Your instructions = All of the records below need to be copied exactly.

[Saved data entries]
######
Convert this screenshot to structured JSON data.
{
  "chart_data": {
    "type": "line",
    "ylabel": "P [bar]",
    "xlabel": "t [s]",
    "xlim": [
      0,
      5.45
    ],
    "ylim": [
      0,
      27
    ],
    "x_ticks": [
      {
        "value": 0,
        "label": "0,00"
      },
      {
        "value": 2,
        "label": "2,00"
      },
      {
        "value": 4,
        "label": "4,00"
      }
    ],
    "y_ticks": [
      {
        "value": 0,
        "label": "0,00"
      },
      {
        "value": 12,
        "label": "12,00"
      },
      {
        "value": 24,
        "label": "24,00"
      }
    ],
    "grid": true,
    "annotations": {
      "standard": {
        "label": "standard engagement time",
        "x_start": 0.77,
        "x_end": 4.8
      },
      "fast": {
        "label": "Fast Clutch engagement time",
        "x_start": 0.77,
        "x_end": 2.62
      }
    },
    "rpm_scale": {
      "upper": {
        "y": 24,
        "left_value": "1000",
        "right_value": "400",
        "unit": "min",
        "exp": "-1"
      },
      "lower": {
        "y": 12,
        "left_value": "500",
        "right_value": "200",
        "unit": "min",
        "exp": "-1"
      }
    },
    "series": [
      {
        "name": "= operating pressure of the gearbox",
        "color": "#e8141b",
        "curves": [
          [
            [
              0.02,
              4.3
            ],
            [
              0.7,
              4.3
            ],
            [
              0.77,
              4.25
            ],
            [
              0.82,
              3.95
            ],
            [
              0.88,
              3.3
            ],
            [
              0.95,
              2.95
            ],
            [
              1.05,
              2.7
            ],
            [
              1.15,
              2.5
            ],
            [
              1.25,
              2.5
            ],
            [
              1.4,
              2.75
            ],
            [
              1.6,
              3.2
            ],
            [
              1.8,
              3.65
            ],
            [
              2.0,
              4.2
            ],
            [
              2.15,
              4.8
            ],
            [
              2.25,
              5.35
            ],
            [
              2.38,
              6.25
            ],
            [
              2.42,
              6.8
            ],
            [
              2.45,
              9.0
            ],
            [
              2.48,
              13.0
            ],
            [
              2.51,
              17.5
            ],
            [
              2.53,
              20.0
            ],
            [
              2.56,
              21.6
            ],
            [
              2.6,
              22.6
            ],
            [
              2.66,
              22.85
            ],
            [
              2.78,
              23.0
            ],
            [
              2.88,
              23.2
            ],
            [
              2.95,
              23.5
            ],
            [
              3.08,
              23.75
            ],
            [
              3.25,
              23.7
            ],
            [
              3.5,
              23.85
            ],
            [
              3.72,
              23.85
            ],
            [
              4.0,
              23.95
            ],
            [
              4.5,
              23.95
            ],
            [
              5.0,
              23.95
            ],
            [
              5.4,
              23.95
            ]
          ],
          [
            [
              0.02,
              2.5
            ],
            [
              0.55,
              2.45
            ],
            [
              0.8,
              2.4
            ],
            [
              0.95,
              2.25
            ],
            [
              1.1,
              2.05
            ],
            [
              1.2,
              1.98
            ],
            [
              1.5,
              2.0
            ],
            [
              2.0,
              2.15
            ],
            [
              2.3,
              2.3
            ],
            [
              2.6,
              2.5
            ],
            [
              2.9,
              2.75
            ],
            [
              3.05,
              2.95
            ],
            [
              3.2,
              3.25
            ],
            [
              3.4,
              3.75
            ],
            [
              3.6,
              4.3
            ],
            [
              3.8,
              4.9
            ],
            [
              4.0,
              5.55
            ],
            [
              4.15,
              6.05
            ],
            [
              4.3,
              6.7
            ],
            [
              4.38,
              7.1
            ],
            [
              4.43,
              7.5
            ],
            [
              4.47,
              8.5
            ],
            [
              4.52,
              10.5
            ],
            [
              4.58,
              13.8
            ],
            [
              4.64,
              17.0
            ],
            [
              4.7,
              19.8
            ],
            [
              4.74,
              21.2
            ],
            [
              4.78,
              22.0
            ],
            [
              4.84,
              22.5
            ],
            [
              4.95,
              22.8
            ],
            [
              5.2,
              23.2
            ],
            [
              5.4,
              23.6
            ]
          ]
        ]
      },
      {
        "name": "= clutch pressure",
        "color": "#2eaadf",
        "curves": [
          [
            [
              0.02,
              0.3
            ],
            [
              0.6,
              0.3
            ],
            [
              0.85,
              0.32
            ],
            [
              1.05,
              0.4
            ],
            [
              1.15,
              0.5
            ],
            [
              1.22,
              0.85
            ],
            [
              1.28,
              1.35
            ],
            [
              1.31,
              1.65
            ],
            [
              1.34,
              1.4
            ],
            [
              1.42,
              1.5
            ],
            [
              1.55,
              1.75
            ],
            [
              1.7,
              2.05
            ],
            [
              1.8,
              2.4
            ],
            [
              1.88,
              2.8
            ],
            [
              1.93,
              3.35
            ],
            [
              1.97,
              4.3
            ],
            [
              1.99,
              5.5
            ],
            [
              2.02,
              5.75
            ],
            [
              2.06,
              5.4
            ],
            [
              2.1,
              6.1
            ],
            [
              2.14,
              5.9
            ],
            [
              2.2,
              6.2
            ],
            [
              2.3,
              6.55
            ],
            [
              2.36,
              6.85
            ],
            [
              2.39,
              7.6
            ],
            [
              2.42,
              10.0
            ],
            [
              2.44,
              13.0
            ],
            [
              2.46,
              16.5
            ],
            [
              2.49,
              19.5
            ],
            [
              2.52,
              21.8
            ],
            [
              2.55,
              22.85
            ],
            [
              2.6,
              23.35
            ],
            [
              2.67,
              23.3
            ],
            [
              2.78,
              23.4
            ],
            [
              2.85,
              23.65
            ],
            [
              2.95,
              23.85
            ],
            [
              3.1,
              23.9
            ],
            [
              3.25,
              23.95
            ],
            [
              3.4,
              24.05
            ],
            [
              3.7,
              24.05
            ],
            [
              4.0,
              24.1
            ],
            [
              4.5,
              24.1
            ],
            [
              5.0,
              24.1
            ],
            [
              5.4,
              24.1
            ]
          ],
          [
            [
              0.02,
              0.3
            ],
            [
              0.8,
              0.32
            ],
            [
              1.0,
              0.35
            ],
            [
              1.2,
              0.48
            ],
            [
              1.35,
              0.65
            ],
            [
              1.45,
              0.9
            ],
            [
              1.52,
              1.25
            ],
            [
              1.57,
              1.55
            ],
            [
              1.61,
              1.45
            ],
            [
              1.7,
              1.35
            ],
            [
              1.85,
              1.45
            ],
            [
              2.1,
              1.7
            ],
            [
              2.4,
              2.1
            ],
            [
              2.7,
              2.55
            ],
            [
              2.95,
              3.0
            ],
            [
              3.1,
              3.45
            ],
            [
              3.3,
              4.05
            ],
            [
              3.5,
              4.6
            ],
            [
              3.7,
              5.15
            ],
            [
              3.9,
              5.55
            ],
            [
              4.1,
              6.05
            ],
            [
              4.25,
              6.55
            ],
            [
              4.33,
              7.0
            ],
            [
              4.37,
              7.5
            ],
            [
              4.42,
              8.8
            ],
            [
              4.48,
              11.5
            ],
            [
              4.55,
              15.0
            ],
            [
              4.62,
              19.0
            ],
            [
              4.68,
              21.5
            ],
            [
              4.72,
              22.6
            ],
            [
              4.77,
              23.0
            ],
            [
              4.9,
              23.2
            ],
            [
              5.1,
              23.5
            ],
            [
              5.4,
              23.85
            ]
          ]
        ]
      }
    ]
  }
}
######
Correct answer =
Convert this screenshot to structured JSON data.
{
  "chart_data": {
    "type": "line",
    "ylabel": "P [bar]",
    "xlabel": "t [s]",
    "xlim": [
      0,
      5.45
    ],
    "ylim": [
      0,
      27
    ],
    "x_ticks": [
      {
        "value": 0,
        "label": "0,00"
      },
      {
        "value": 2,
        "label": "2,00"
      },
      {
        "value": 4,
        "label": "4,00"
      }
    ],
    "y_ticks": [
      {
        "value": 0,
        "label": "0,00"
      },
      {
        "value": 12,
        "label": "12,00"
      },
      {
        "value": 24,
        "label": "24,00"
      }
    ],
    "grid": true,
    "annotations": {
      "standard": {
        "label": "standard engagement time",
        "x_start": 0.77,
        "x_end": 4.8
      },
      "fast": {
        "label": "Fast Clutch engagement time",
        "x_start": 0.77,
        "x_end": 2.62
      }
    },
    "rpm_scale": {
      "upper": {
        "y": 24,
        "left_value": "1000",
        "right_value": "400",
        "unit": "min",
        "exp": "-1"
      },
      "lower": {
        "y": 12,
        "left_value": "500",
        "right_value": "200",
        "unit": "min",
        "exp": "-1"
      }
    },
    "series": [
      {
        "name": "= operating pressure of the gearbox",
        "color": "#e8141b",
        "curves": [
          [
            [
              0.02,
              4.3
            ],
            [
              0.7,
              4.3
            ],
            [
              0.77,
              4.25
            ],
            [
              0.82,
              3.95
            ],
            [
              0.88,
              3.3
            ],
            [
              0.95,
              2.95
            ],
            [
              1.05,
              2.7
            ],
            [
              1.15,
              2.5
            ],
            [
              1.25,
              2.5
            ],
            [
              1.4,
              2.75
            ],
            [
              1.6,
              3.2
            ],
            [
              1.8,
              3.65
            ],
            [
              2.0,
              4.2
            ],
            [
              2.15,
              4.8
            ],
            [
              2.25,
              5.35
            ],
            [
              2.38,
              6.25
            ],
            [
              2.42,
              6.8
            ],
            [
              2.45,
              9.0
            ],
            [
              2.48,
              13.0
            ],
            [
              2.51,
              17.5
            ],
            [
              2.53,
              20.0
            ],
            [
              2.56,
              21.6
            ],
            [
              2.6,
              22.6
            ],
            [
              2.66,
              22.85
            ],
            [
              2.78,
              23.0
            ],
            [
              2.88,
              23.2
            ],
            [
              2.95,
              23.5
            ],
            [
              3.08,
              23.75
            ],
            [
              3.25,
              23.7
            ],
            [
              3.5,
              23.85
            ],
            [
              3.72,
              23.85
            ],
            [
              4.0,
              23.95
            ],
            [
              4.5,
              23.95
            ],
            [
              5.0,
              23.95
            ],
            [
              5.4,
              23.95
            ]
          ],
          [
            [
              0.02,
              2.5
            ],
            [
              0.55,
              2.45
            ],
            [
              0.8,
              2.4
            ],
            [
              0.95,
              2.25
            ],
            [
              1.1,
              2.05
            ],
            [
              1.2,
              1.98
            ],
            [
              1.5,
              2.0
            ],
            [
              2.0,
              2.15
            ],
            [
              2.3,
              2.3
            ],
            [
              2.6,
              2.5
            ],
            [
              2.9,
              2.75
            ],
            [
              3.05,
              2.95
            ],
            [
              3.2,
              3.25
            ],
            [
              3.4,
              3.75
            ],
            [
              3.6,
              4.3
            ],
            [
              3.8,
              4.9
            ],
            [
              4.0,
              5.55
            ],
            [
              4.15,
              6.05
            ],
            [
              4.3,
              6.7
            ],
            [
              4.38,
              7.1
            ],
            [
              4.43,
              7.5
            ],
            [
              4.47,
              8.5
            ],
            [
              4.52,
              10.5
            ],
            [
              4.58,
              13.8
            ],
            [
              4.64,
              17.0
            ],
            [
              4.7,
              19.8
            ],
            [
              4.74,
              21.2
            ],
            [
              4.78,
              22.0
            ],
            [
              4.84,
              22.5
            ],
            [
              4.95,
              22.8
            ],
            [
              5.2,
              23.2
            ],
            [
              5.4,
              23.6
            ]
          ]
        ]
      },
      {
        "name": "= clutch pressure",
        "color": "#2eaadf",
        "curves": [
          [
            [
              0.02,
              0.3
            ],
            [
              0.6,
              0.3
            ],
            [
              0.85,
              0.32
            ],
            [
              1.05,
              0.4
            ],
            [
              1.15,
              0.5
            ],
            [
              1.22,
              0.85
            ],
            [
              1.28,
              1.35
            ],
            [
              1.31,
              1.65
            ],
            [
              1.34,
              1.4
            ],
            [
              1.42,
              1.5
            ],
            [
              1.55,
              1.75
            ],
            [
              1.7,
              2.05
            ],
            [
              1.8,
              2.4
            ],
            [
              1.88,
              2.8
            ],
            [
              1.93,
              3.35
            ],
            [
              1.97,
              4.3
            ],
            [
              1.99,
              5.5
            ],
            [
              2.02,
              5.75
            ],
            [
              2.06,
              5.4
            ],
            [
              2.1,
              6.1
            ],
            [
              2.14,
              5.9
            ],
            [
              2.2,
              6.2
            ],
            [
              2.3,
              6.55
            ],
            [
              2.36,
              6.85
            ],
            [
              2.39,
              7.6
            ],
            [
              2.42,
              10.0
            ],
            [
              2.44,
              13.0
            ],
            [
              2.46,
              16.5
            ],
            [
              2.49,
              19.5
            ],
            [
              2.52,
              21.8
            ],
            [
              2.55,
              22.85
            ],
            [
              2.6,
              23.35
            ],
            [
              2.67,
              23.3
            ],
            [
              2.78,
              23.4
            ],
            [
              2.85,
              23.65
            ],
            [
              2.95,
              23.85
            ],
            [
              3.1,
              23.9
            ],
            [
              3.25,
              23.95
            ],
            [
              3.4,
              24.05
            ],
            [
              3.7,
              24.05
            ],
            [
              4.0,
              24.1
            ],
            [
              4.5,
              24.1
            ],
            [
              5.0,
              24.1
            ],
            [
              5.4,
              24.1
            ]
          ],
          [
            [
              0.02,
              0.3
            ],
            [
              0.8,
              0.32
            ],
            [
              1.0,
              0.35
            ],
            [
              1.2,
              0.48
            ],
            [
              1.35,
              0.65
            ],
            [
              1.45,
              0.9
            ],
            [
              1.52,
              1.25
            ],
            [
              1.57,
              1.55
            ],
            [
              1.61,
              1.45
            ],
            [
              1.7,
              1.35
            ],
            [
              1.85,
              1.45
            ],
            [
              2.1,
              1.7
            ],
            [
              2.4,
              2.1
            ],
            [
              2.7,
              2.55
            ],
            [
              2.95,
              3.0
            ],
            [
              3.1,
              3.45
            ],
            [
              3.3,
              4.05
            ],
            [
              3.5,
              4.6
            ],
            [
              3.7,
              5.15
            ],
            [
              3.9,
              5.55
            ],
            [
              4.1,
              6.05
            ],
            [
              4.25,
              6.55
            ],
            [
              4.33,
              7.0
            ],
            [
              4.37,
              7.5
            ],
            [
              4.42,
              8.8
            ],
            [
              4.48,
              11.5
            ],
            [
              4.55,
              15.0
            ],
            [
              4.62,
              19.0
            ],
            [
              4.68,
              21.5
            ],
            [
              4.72,
              22.6
            ],
            [
              4.77,
              23.0
            ],
            [
              4.9,
              23.2
            ],
            [
              5.1,
              23.5
            ],
            [
              5.4,
              23.85
            ]
          ]
        ]
      }
    ]
  }
}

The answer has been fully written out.